TASK TO COMPLETE ->
Your task is to give the listing below back word for word, pictures excluded.

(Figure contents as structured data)

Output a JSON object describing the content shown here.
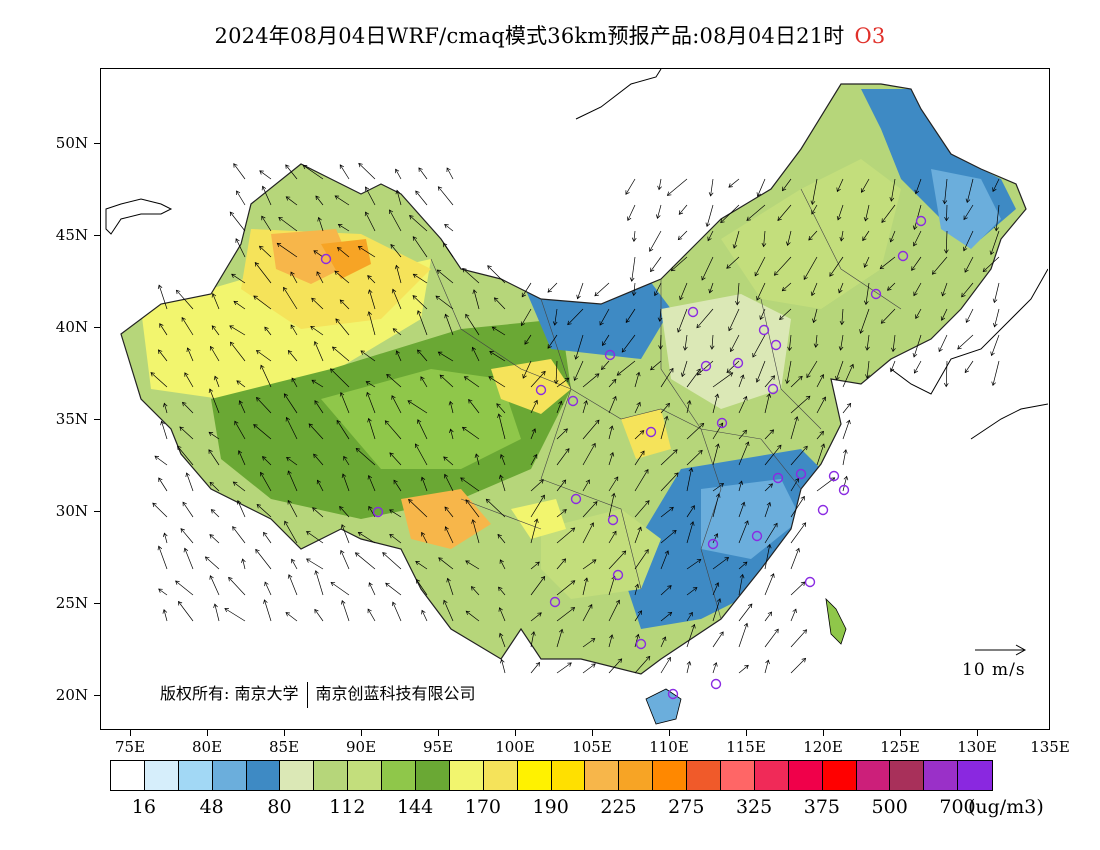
{
  "title": {
    "main": "2024年08月04日WRF/cmaq模式36km预报产品:08月04日21时",
    "pollutant": "O3",
    "pollutant_color": "#e0302a"
  },
  "axes": {
    "lat_labels": [
      "50N",
      "45N",
      "40N",
      "35N",
      "30N",
      "25N",
      "20N"
    ],
    "lon_labels": [
      "75E",
      "80E",
      "85E",
      "90E",
      "95E",
      "100E",
      "105E",
      "110E",
      "115E",
      "120E",
      "125E",
      "130E",
      "135E"
    ]
  },
  "copyright": {
    "prefix": "版权所有:",
    "org1": "南京大学",
    "org2": "南京创蓝科技有限公司"
  },
  "wind_legend": {
    "label": "10 m/s"
  },
  "colorbar": {
    "colors": [
      "#ffffff",
      "#d6eefb",
      "#a2d8f5",
      "#6baedc",
      "#3e8ac4",
      "#dbe8b6",
      "#b6d67a",
      "#c3de7c",
      "#8fc74a",
      "#6aa834",
      "#f2f56e",
      "#f5e35a",
      "#fff200",
      "#ffe000",
      "#f7b64a",
      "#f7a425",
      "#ff8800",
      "#f05a2a",
      "#ff6666",
      "#f02a58",
      "#f0004a",
      "#ff0000",
      "#cc1f7a",
      "#a8305a",
      "#9a30c8",
      "#8a28e0"
    ],
    "labels": [
      "16",
      "48",
      "80",
      "112",
      "144",
      "170",
      "190",
      "225",
      "275",
      "325",
      "375",
      "500",
      "700"
    ],
    "unit": "(ug/m3)"
  },
  "stations_color": "#8a2be2"
}
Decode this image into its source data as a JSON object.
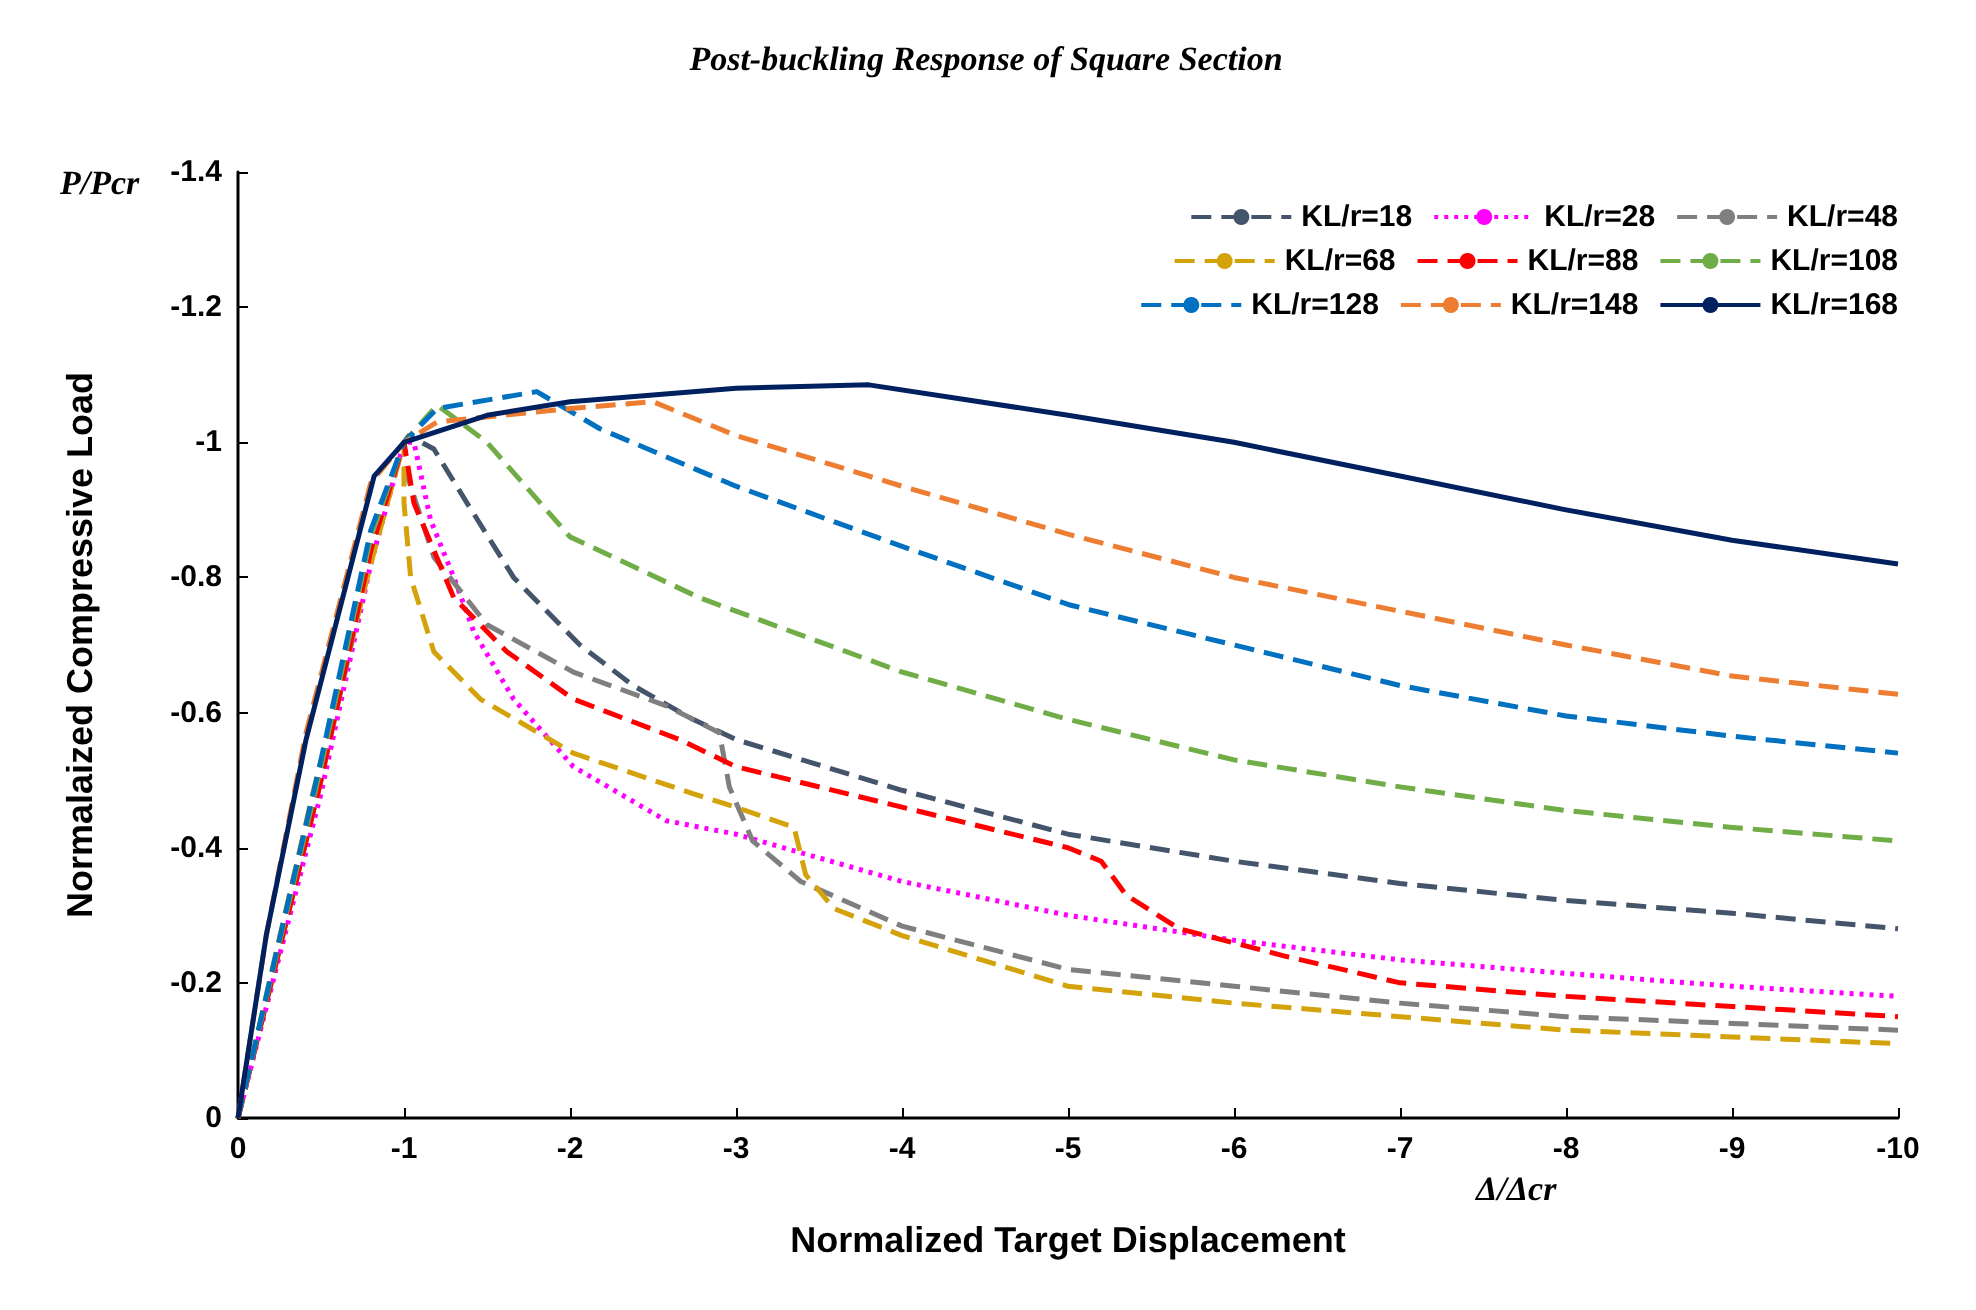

REPLY TO THE EXERCISE ->
Output a JSON object describing the content shown here.
{
  "title": {
    "main": "2024年08月04日WRF/cmaq模式36km预报产品:08月04日21时",
    "pollutant": "O3",
    "pollutant_color": "#e0302a"
  },
  "axes": {
    "lat_labels": [
      "50N",
      "45N",
      "40N",
      "35N",
      "30N",
      "25N",
      "20N"
    ],
    "lon_labels": [
      "75E",
      "80E",
      "85E",
      "90E",
      "95E",
      "100E",
      "105E",
      "110E",
      "115E",
      "120E",
      "125E",
      "130E",
      "135E"
    ]
  },
  "copyright": {
    "prefix": "版权所有:",
    "org1": "南京大学",
    "org2": "南京创蓝科技有限公司"
  },
  "wind_legend": {
    "label": "10 m/s"
  },
  "colorbar": {
    "colors": [
      "#ffffff",
      "#d6eefb",
      "#a2d8f5",
      "#6baedc",
      "#3e8ac4",
      "#dbe8b6",
      "#b6d67a",
      "#c3de7c",
      "#8fc74a",
      "#6aa834",
      "#f2f56e",
      "#f5e35a",
      "#fff200",
      "#ffe000",
      "#f7b64a",
      "#f7a425",
      "#ff8800",
      "#f05a2a",
      "#ff6666",
      "#f02a58",
      "#f0004a",
      "#ff0000",
      "#cc1f7a",
      "#a8305a",
      "#9a30c8",
      "#8a28e0"
    ],
    "labels": [
      "16",
      "48",
      "80",
      "112",
      "144",
      "170",
      "190",
      "225",
      "275",
      "325",
      "375",
      "500",
      "700"
    ],
    "unit": "(ug/m3)"
  },
  "stations_color": "#8a2be2"
}
Decode this image into its source data as a JSON object.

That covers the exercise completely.